#### DOCUMENT SEGMENT

Finding a changed node

Hi everyone,

I have the following case: Text in my editor (TipTap) goes through processing and is returned to me with some custom tags/Marks around some word.

Example: faultyword → faultyword

This is a simplification of course as I have more attributes in this Mark.

Anyway, I need to remove the Mark around the word if user changes the word and I managed to do this, but I am questioning my approach.

I made it by creating a new ProseMirror plugin and I update in appendTransaction where I have access to old and new states and a transaction.

I only observe transaction that have a single step, why I did this is because I noticed that user typing, even selection and then typing creates 1 step, so I don’t want to touch any other case and mess something up.

Anyway, I find the from and to from the step and figure out if it is an insertion, deletion, replacement and if it is at the last place in the document.

Then I find the node with newState.doc.nodesBetween and if it is a text node that isn’t an empty space I remove the marks I need to remove. What I noticed that in case when deleting last letter of a word/node I can’t find that node using newState and so I search oldState nodes and it gives me the node in question.

For now I did not find (m)any side effects but this way of doing this feels off. I am wondering if there is an easy way to get a handle on the node that was modified by a transaction between a new and old states?

Thanks for any inputs!

Since you’re interested in words touched, maybe what you’d need to do is check for word characters at the start and end of the change (in the old doc if anything was deleted, in the inserted content otherwise), and extend the range you look at to cover the rest of the words outside the (new-document) changed range when it inserts/deletes word characters.

I know but for that I need to compare the same node how it looks in old and new state and of course if it is at all there.

For example, I am still fighting the cases where I have something like” ”wordone wordtwo wordthree” and let’s assume all of them have the custom Mark. Then user selects “ne wordtwo wo” and replaces that with typing X so I have: “wordoXrdthree” In this case I need to find all three nodes and remove Marks from them, actually I will find only first and third node as second one doesn’t exist enymore. With that I have issues because position and then traversing the nodes doesn’t give wanted results.

So what I am having trouble with is being really sure about node identification. Silly question but I don’t think nodes have ID’s or something similar?

If wordtwo is removed from the document, why would you need to modify it?

No, nodes do not have ids. They don’t even have identity in this system. If you replace a node with another node that has the same type and content, the document is considered the same, because these are treated as value types, not objects with a pointer identity.

No, I don’t need to modify wordtwo but I do need to modify the new state which is wordoXrdthree and for example, right now when I use from and to information from the step the node I find is a paragraph with two children.

What I am going to do is make this a special case and remove the Marks from all nodes of type text that are in the content field of this found paragraph node.

But that is why I am asking if there is a better way as this looks overly complicated that will be hell to debug later if some error occurs. I will share my code just for reference below.

newState.doc.nodesBetween(from, to, (node, pos) => {
        if (node.isText && node.text !== " ") {
          newStateTransaction.removeMark(
            pos,
            pos + node.nodeSize,
            newState.schema.marks[TextCheckTagName],
          )
          modified = true
        }
      })

########

Copy the stretch of the ProseMirror thread from "If wordtwo is" through "a pointer identity.", substituting "plain values" for every "value types".

#### DATASET

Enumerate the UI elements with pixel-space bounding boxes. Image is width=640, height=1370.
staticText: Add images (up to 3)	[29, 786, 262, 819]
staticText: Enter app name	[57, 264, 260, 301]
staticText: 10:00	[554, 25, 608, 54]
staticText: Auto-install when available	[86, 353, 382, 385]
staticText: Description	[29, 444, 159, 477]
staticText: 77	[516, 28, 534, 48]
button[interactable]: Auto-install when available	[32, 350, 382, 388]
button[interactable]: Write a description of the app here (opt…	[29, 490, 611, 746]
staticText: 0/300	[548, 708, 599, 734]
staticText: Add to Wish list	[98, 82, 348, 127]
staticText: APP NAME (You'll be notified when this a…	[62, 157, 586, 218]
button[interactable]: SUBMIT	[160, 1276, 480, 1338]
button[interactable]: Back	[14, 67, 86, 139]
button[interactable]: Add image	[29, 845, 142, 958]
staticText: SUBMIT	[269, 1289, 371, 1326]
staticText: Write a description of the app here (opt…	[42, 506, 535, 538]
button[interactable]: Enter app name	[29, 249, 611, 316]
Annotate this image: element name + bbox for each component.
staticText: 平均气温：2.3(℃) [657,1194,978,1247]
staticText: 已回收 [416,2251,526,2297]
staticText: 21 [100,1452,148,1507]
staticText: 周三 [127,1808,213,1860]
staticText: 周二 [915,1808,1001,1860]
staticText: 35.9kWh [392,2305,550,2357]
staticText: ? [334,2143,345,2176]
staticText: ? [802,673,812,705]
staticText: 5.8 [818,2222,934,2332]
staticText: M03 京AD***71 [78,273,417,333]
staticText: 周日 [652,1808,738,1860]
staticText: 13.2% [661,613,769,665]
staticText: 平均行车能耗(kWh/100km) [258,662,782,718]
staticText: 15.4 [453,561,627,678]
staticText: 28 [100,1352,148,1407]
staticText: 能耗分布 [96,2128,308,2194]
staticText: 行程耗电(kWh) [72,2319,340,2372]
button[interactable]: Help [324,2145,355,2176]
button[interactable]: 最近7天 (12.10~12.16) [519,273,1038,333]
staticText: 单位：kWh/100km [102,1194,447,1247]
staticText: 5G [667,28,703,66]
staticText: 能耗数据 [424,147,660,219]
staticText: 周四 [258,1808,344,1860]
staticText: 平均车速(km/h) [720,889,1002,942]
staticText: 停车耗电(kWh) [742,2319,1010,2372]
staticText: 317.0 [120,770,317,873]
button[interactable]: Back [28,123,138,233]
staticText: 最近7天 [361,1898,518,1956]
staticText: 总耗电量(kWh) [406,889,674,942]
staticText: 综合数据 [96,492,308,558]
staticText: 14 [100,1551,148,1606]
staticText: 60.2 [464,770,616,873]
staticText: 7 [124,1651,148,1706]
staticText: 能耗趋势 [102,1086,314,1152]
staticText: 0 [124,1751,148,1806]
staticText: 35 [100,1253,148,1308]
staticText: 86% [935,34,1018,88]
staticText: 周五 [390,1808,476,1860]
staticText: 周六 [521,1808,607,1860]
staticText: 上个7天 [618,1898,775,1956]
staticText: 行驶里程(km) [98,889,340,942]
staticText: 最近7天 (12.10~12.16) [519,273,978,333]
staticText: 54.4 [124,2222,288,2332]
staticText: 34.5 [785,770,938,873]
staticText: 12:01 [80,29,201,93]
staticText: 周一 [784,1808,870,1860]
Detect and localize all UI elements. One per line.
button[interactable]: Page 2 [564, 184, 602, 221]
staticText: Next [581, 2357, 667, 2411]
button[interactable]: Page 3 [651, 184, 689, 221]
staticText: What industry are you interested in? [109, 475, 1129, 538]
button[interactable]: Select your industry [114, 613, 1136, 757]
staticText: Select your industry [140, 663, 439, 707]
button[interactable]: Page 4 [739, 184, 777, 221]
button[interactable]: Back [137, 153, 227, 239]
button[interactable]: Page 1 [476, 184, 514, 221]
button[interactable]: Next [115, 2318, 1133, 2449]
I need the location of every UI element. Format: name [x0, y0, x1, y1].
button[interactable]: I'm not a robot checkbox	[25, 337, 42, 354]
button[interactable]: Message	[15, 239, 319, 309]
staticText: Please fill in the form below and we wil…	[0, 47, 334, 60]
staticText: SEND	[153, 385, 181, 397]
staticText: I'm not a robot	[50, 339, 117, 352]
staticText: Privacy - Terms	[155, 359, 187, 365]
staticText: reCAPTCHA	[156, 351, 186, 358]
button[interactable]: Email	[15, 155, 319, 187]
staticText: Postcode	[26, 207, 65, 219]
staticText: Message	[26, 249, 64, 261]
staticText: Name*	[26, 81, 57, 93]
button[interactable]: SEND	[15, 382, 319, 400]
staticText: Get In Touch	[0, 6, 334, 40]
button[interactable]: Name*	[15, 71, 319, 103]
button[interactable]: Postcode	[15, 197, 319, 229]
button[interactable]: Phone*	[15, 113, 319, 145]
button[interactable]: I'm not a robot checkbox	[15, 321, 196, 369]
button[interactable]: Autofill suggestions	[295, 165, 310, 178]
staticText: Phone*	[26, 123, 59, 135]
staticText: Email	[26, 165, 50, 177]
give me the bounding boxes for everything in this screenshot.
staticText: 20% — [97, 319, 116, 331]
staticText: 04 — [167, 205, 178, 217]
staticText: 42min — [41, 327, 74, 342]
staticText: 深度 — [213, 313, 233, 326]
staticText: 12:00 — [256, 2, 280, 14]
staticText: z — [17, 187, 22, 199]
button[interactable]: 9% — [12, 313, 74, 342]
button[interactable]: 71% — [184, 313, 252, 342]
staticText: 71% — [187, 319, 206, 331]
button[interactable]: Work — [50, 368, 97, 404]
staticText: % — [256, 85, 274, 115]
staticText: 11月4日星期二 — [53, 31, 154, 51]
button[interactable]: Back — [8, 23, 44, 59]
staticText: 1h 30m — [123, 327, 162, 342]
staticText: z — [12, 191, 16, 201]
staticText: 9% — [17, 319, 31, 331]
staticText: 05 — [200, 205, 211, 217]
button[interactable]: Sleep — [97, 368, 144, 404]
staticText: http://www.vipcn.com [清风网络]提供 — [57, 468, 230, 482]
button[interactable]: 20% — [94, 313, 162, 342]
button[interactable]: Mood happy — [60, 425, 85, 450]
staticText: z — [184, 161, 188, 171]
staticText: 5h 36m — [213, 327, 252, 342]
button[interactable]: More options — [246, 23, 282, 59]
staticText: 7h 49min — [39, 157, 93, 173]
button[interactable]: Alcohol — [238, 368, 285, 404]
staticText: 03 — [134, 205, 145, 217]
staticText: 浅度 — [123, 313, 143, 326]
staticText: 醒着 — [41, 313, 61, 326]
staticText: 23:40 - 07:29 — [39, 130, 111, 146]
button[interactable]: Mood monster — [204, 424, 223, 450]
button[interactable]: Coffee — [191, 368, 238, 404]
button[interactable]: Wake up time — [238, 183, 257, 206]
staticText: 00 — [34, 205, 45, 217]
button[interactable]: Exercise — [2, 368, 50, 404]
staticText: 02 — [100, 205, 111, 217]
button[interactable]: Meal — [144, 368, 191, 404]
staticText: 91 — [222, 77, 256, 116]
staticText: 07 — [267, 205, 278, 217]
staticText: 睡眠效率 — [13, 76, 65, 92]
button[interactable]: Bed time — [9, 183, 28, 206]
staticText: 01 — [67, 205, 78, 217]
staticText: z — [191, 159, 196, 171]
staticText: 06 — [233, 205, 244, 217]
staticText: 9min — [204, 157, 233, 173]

########

• FULL ANSWER:
If wordtwo is removed from the document, why would you need to modify it?

No, nodes do not have ids. They don’t even have identity in this system. If you replace a node with another node that has the same type and content, the document is considered the same, because these are treated as plain values, not objects with a pointer identity.